>> START

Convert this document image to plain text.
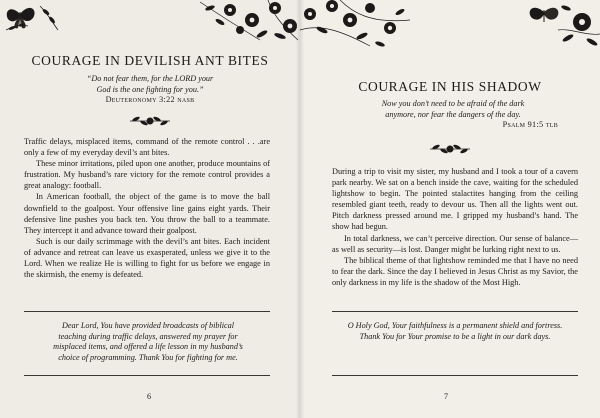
COURAGE IN DEVILISH ANT BITES
“Do not fear them, for the LORD your
God is the one fighting for you.”
Deuteronomy 3:22 nasb

Traffic delays, misplaced items, command of the remote control . . .are only a few of my everyday devil’s ant bites.

These minor irritations, piled upon one another, produce mountains of frustration. My husband’s rare victory for the remote control provides a great analogy: football.

In American football, the object of the game is to move the ball downfield to the goalpost. Your offensive line gains eight yards. Their defensive line pushes you back ten. You throw the ball to a teammate. They intercept it and advance toward their goalpost.

Such is our daily scrimmage with the devil’s ant bites. Each incident of advance and retreat can leave us exasperated, unless we give it to the Lord. When we realize He is willing to fight for us before we engage in the skirmish, the enemy is defeated.

Dear Lord, You have provided broadcasts of biblical teaching during traffic delays, answered my prayer for misplaced items, and offered a life lesson in my husband’s choice of programming. Thank You for fighting for me.
6
COURAGE IN HIS SHADOW
Now you don’t need to be afraid of the dark
anymore, nor fear the dangers of the day.
Psalm 91:5 tlb

During a trip to visit my sister, my husband and I took a tour of a cavern park nearby. We sat on a bench inside the cave, waiting for the scheduled lightshow to begin. The pointed stalactites hanging from the ceiling resembled giant teeth, ready to devour us. Then all the lights went out. Pitch darkness pressed around me. I gripped my husband’s hand. The show had begun.

In total darkness, we can’t perceive direction. Our sense of balance—as well as security—is lost. Danger might be lurking right next to us.

The biblical theme of that lightshow reminded me that I have no need to fear the dark. Since the day I believed in Jesus Christ as my Savior, the only darkness in my life is the shadow of the Most High.

O Holy God, Your faithfulness is a permanent shield and fortress. Thank You for Your promise to be a light in our dark days.
7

>> END

- Task statement
Leaving all pictures aside, quote each record exactly.

- Task answer
Convert this document image to plain text.
COURAGE IN DEVILISH ANT BITES
“Do not fear them, for the LORD your
God is the one fighting for you.”
Deuteronomy 3:22 nasb

Traffic delays, misplaced items, command of the remote control . . .are only a few of my everyday devil’s ant bites.

These minor irritations, piled upon one another, produce mountains of frustration. My husband’s rare victory for the remote control provides a great analogy: football.

In American football, the object of the game is to move the ball downfield to the goalpost. Your offensive line gains eight yards. Their defensive line pushes you back ten. You throw the ball to a teammate. They intercept it and advance toward their goalpost.

Such is our daily scrimmage with the devil’s ant bites. Each incident of advance and retreat can leave us exasperated, unless we give it to the Lord. When we realize He is willing to fight for us before we engage in the skirmish, the enemy is defeated.

Dear Lord, You have provided broadcasts of biblical teaching during traffic delays, answered my prayer for misplaced items, and offered a life lesson in my husband’s choice of programming. Thank You for fighting for me.
6
COURAGE IN HIS SHADOW
Now you don’t need to be afraid of the dark
anymore, nor fear the dangers of the day.
Psalm 91:5 tlb

During a trip to visit my sister, my husband and I took a tour of a cavern park nearby. We sat on a bench inside the cave, waiting for the scheduled lightshow to begin. The pointed stalactites hanging from the ceiling resembled giant teeth, ready to devour us. Then all the lights went out. Pitch darkness pressed around me. I gripped my husband’s hand. The show had begun.

In total darkness, we can’t perceive direction. Our sense of balance—as well as security—is lost. Danger might be lurking right next to us.

The biblical theme of that lightshow reminded me that I have no need to fear the dark. Since the day I believed in Jesus Christ as my Savior, the only darkness in my life is the shadow of the Most High.

O Holy God, Your faithfulness is a permanent shield and fortress. Thank You for Your promise to be a light in our dark days.
7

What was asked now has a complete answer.